**RECORDS FOR THIS TASK:**
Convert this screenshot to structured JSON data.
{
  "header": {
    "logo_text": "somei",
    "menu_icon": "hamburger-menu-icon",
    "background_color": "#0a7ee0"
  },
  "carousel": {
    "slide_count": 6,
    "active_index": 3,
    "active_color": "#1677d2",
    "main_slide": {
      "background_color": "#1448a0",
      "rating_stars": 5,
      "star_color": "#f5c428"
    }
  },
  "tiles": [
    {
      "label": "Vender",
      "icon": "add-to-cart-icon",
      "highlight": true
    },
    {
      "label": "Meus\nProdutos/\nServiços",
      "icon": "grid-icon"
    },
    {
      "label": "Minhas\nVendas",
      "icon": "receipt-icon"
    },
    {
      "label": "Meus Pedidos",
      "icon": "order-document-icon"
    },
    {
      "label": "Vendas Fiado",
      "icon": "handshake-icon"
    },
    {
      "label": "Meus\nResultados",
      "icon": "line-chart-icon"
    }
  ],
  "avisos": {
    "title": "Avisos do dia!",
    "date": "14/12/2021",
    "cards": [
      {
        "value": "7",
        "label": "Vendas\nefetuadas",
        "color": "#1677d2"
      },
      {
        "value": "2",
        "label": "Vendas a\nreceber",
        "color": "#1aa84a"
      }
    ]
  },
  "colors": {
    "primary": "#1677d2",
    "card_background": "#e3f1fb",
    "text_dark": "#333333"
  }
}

--

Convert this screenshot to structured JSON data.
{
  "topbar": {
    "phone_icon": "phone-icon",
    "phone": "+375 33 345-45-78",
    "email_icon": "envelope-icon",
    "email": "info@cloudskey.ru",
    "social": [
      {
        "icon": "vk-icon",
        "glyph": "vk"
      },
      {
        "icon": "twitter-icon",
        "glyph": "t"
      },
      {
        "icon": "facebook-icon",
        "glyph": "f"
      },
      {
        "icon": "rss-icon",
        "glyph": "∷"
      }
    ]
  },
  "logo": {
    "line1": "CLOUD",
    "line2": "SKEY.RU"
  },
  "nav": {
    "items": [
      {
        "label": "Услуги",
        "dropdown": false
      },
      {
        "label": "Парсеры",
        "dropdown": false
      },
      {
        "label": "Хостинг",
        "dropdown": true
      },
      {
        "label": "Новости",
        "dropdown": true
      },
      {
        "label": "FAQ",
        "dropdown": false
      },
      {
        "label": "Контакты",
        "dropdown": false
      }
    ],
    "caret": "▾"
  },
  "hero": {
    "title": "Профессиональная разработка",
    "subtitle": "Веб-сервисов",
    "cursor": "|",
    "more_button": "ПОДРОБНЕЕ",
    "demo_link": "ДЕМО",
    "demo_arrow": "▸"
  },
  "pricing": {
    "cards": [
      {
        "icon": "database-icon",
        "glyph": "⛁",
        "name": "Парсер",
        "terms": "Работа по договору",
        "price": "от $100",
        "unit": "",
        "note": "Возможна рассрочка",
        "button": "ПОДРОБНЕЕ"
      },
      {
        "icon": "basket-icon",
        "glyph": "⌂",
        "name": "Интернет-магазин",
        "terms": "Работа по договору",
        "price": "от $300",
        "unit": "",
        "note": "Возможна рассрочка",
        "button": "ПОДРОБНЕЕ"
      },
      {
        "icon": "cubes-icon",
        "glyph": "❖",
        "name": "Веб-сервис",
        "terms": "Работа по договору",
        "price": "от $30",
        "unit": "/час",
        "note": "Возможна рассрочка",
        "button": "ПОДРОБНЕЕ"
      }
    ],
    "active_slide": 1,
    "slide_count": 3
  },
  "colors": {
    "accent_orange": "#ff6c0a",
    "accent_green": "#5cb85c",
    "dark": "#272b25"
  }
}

**WHAT IS EXPECTED:**
Work through the listing above and report how many lines include the string "name", with no other text.

**FINISHED ANSWER:**
3